[Stored data entries]
^^^^

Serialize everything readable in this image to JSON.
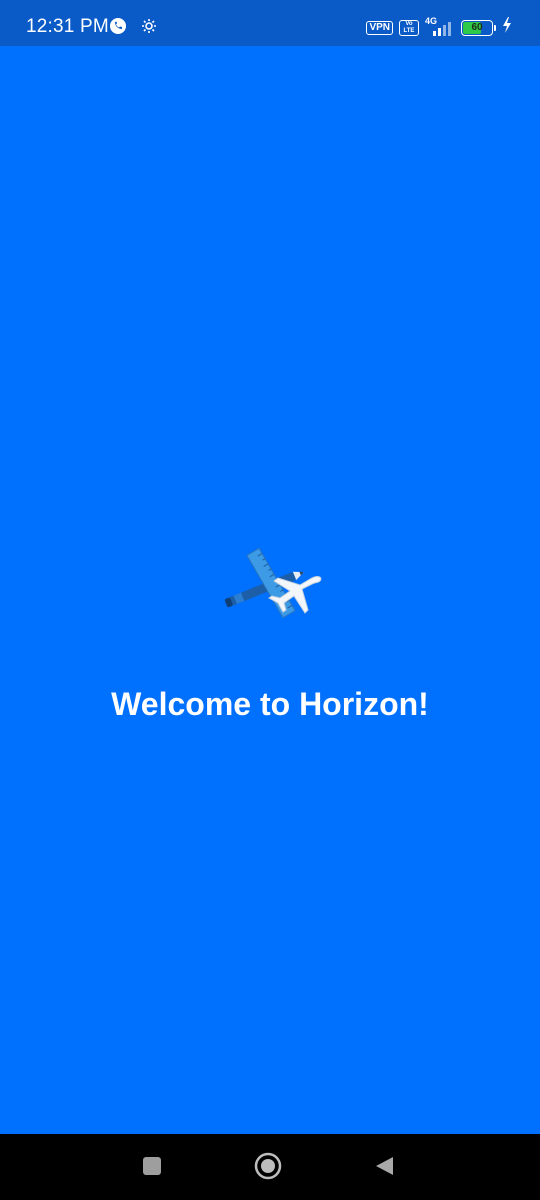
{
  "status_bar": {
    "time": "12:31 PM",
    "vpn_label": "VPN",
    "volte_label": "Vo LTE",
    "network_label": "4G",
    "battery_level": "60",
    "left_icons": [
      "messaging-app-icon",
      "settings-gear-icon"
    ],
    "right_icons": [
      "signal-strength-icon",
      "battery-icon",
      "charging-bolt-icon"
    ]
  },
  "main": {
    "logo_icon": "pencil-ruler-airplane-logo",
    "welcome_text": "Welcome to Horizon!",
    "background_color": "#0070FF"
  },
  "nav_bar": {
    "buttons": [
      "recents-square-icon",
      "home-circle-icon",
      "back-triangle-icon"
    ]
  }
}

^^^^

Goal of the exercise: Omit every picture, and otherwise quote the entries exactly.

Expected output:
Serialize everything readable in this image to JSON.
{
  "status_bar": {
    "time": "12:31 PM",
    "vpn_label": "VPN",
    "volte_label": "Vo LTE",
    "network_label": "4G",
    "battery_level": "60",
    "left_icons": [
      "messaging-app-icon",
      "settings-gear-icon"
    ],
    "right_icons": [
      "signal-strength-icon",
      "battery-icon",
      "charging-bolt-icon"
    ]
  },
  "main": {
    "logo_icon": "pencil-ruler-airplane-logo",
    "welcome_text": "Welcome to Horizon!",
    "background_color": "#0070FF"
  },
  "nav_bar": {
    "buttons": [
      "recents-square-icon",
      "home-circle-icon",
      "back-triangle-icon"
    ]
  }
}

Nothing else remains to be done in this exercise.